**YOUR OBJECTIVE**: Wherever the word "this" appears in a line, copy that line.

[Saved entries]
***

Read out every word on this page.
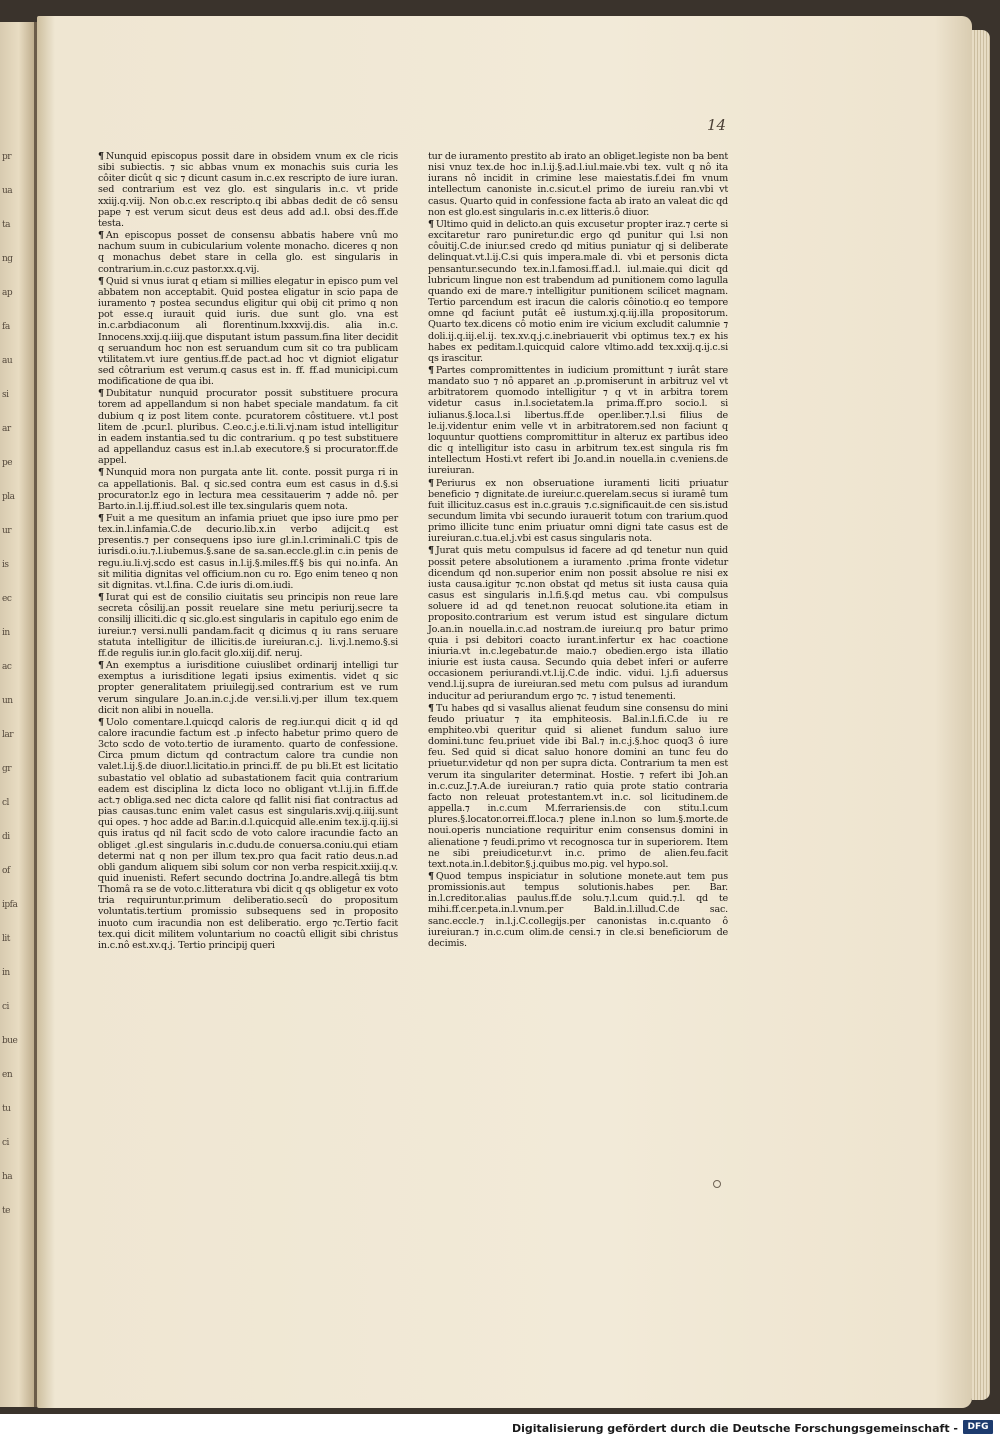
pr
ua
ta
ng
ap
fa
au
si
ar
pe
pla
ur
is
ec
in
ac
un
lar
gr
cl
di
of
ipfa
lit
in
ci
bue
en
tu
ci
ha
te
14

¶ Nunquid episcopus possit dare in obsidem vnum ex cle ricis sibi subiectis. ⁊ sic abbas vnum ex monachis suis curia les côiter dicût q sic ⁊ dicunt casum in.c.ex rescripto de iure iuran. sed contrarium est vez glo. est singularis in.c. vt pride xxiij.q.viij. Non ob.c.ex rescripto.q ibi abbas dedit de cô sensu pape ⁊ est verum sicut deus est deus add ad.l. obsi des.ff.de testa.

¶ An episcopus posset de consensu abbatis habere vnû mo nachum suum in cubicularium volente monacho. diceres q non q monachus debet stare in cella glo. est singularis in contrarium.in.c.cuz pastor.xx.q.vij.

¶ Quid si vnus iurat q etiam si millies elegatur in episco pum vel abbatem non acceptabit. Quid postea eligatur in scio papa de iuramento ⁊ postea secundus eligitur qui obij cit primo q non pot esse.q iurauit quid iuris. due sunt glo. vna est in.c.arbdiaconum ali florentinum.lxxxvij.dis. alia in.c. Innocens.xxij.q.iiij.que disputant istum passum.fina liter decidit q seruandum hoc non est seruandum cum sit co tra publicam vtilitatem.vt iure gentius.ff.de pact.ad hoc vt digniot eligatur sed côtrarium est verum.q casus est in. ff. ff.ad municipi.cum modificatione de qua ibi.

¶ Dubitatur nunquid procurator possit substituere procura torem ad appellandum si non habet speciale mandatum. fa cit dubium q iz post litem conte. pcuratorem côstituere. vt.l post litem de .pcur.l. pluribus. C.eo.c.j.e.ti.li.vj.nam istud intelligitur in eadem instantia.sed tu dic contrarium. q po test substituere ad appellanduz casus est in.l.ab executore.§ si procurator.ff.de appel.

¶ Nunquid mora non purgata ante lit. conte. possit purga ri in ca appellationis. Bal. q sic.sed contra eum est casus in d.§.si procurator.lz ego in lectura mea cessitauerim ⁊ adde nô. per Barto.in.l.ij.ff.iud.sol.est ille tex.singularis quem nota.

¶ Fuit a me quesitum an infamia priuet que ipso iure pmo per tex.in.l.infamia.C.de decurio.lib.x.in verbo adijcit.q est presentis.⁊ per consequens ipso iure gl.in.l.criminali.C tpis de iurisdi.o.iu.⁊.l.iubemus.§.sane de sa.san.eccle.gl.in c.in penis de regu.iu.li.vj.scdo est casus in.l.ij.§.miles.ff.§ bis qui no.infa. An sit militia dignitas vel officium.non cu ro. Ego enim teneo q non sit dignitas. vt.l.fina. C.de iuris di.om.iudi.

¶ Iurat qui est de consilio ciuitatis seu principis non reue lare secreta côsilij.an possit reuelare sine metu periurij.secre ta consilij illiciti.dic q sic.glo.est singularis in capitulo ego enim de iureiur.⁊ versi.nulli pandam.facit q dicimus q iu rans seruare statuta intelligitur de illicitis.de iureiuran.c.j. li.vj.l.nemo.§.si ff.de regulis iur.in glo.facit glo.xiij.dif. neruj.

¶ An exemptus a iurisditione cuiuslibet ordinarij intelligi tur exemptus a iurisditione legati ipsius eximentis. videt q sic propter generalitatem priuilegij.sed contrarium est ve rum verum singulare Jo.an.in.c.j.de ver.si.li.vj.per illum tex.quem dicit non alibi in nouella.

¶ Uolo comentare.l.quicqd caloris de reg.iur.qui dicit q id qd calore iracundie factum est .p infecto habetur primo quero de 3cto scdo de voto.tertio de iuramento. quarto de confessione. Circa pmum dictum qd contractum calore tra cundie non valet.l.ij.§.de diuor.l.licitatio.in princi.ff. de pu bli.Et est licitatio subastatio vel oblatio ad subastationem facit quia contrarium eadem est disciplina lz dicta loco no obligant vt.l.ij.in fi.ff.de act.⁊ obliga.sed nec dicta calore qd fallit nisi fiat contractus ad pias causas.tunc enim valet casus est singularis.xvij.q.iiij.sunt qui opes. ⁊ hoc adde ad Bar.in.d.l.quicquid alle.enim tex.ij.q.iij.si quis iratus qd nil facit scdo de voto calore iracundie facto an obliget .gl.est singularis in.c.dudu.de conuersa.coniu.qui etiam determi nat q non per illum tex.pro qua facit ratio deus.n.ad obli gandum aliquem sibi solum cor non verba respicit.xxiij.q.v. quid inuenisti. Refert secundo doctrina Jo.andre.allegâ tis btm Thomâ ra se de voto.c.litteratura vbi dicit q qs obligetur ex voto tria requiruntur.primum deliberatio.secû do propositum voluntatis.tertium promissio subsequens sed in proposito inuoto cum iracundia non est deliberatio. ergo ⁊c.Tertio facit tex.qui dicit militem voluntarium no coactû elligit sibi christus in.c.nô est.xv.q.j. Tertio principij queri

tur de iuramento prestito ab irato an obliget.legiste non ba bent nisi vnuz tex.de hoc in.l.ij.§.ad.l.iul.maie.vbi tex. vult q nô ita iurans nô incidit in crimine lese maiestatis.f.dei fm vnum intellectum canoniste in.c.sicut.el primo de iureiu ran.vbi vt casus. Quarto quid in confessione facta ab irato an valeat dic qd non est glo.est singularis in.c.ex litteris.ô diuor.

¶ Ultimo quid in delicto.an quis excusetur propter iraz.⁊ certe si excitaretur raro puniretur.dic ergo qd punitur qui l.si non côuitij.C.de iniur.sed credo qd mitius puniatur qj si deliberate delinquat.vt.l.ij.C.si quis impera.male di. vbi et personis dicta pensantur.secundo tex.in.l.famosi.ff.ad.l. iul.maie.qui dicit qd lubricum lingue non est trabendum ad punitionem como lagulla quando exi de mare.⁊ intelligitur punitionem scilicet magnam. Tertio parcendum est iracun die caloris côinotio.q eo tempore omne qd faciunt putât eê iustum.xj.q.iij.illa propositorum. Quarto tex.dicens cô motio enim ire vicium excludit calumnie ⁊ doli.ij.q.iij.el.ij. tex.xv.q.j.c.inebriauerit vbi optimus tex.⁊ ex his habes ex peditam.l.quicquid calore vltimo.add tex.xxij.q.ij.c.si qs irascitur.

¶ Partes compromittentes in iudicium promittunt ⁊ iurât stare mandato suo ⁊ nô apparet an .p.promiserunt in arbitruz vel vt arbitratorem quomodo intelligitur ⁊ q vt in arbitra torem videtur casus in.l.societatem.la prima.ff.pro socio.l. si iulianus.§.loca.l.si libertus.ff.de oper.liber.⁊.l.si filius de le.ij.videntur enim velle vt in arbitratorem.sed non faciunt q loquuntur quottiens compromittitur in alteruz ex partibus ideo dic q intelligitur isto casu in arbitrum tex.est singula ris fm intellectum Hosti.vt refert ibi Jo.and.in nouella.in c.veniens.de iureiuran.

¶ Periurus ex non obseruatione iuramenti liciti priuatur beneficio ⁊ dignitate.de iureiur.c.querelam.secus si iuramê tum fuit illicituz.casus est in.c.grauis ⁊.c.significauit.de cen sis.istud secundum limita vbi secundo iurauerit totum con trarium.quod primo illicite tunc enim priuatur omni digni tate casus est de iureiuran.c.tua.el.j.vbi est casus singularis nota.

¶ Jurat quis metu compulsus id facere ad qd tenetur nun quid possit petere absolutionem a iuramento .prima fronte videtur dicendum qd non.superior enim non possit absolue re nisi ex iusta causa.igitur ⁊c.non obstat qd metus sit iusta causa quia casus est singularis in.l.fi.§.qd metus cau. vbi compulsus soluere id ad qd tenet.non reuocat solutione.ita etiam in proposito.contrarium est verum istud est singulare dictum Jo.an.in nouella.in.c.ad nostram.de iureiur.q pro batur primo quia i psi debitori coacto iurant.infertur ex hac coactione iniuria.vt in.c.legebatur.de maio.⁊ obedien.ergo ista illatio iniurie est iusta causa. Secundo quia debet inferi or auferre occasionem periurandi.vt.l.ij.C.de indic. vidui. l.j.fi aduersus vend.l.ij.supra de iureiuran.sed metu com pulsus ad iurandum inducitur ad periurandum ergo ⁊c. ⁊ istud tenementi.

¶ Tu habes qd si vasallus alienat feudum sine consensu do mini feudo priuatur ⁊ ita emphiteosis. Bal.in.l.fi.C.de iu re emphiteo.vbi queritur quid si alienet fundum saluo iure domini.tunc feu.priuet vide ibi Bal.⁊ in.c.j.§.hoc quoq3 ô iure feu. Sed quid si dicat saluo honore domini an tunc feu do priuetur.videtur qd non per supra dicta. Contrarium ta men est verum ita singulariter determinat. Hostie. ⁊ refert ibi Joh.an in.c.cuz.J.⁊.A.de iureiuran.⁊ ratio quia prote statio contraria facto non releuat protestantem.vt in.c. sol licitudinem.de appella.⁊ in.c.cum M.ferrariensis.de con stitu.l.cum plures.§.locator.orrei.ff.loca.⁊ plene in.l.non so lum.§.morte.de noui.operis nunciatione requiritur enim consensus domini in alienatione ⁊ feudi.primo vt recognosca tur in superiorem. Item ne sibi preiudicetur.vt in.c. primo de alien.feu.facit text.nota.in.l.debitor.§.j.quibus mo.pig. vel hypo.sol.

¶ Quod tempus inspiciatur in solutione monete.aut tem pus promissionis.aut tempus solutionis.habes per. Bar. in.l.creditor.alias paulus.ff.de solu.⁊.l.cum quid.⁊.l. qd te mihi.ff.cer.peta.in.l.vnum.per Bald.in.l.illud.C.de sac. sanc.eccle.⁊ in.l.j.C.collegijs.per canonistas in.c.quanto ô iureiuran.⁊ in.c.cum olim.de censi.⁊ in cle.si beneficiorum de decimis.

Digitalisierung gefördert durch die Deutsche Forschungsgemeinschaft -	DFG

***

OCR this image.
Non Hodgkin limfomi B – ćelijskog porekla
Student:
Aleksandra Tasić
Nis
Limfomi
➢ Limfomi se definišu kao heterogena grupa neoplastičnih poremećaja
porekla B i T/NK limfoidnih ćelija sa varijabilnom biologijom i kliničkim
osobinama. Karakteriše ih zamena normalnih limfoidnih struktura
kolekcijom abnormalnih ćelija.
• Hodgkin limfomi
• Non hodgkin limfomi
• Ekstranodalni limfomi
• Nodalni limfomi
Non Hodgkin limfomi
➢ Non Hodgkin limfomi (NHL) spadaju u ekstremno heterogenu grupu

***

**TASK OUTPUT**:
Read out every word on this page.
OCR this image.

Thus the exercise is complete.